╭─ STORED RECORDS

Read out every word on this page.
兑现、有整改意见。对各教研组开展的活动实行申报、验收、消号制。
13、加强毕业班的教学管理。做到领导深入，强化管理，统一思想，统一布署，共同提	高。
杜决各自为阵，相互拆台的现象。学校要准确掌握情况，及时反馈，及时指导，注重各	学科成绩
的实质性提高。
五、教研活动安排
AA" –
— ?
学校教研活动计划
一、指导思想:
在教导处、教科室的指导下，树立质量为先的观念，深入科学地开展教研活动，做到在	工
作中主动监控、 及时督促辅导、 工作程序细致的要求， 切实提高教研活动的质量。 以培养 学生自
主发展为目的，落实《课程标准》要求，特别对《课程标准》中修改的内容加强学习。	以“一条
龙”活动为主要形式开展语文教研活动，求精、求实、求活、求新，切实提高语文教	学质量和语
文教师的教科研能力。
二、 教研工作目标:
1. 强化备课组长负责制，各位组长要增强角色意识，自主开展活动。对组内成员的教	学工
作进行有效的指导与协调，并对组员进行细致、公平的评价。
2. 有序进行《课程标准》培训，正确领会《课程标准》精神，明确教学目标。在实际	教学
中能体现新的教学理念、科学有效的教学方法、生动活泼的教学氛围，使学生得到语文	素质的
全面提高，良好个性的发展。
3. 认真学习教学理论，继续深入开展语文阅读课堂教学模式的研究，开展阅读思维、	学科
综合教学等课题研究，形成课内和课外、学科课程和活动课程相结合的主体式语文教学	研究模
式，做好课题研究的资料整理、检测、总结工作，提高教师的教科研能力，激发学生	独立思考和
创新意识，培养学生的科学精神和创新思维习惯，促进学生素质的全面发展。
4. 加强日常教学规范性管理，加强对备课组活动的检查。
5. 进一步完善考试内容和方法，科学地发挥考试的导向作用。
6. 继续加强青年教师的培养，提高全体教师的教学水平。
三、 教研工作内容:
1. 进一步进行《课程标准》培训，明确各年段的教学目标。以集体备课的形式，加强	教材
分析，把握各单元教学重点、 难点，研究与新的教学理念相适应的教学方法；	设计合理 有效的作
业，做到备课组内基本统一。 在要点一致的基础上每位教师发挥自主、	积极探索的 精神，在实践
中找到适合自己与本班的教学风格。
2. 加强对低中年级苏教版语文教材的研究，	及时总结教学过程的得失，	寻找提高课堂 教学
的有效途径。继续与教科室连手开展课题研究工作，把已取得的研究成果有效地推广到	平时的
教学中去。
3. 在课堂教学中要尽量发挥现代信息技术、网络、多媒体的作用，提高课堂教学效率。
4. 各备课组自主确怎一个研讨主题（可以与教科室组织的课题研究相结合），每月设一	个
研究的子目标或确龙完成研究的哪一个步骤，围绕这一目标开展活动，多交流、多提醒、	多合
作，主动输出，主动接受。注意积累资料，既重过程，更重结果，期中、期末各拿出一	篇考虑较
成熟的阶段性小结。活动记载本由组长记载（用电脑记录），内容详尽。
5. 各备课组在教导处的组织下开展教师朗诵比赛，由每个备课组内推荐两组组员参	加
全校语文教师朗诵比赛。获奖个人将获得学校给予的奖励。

╰─

__WHAT NEEDS TO BE DONE__.
Identify every line above that includes the word "课程标准", and show those lines.

__FINAL RESULT__.
主发展为目的，落实《课程标准》要求，特别对《课程标准》中修改的内容加强学习。	以“一条
2. 有序进行《课程标准》培训，正确领会《课程标准》精神，明确教学目标。在实际	教学
1. 进一步进行《课程标准》培训，明确各年段的教学目标。以集体备课的形式，加强	教材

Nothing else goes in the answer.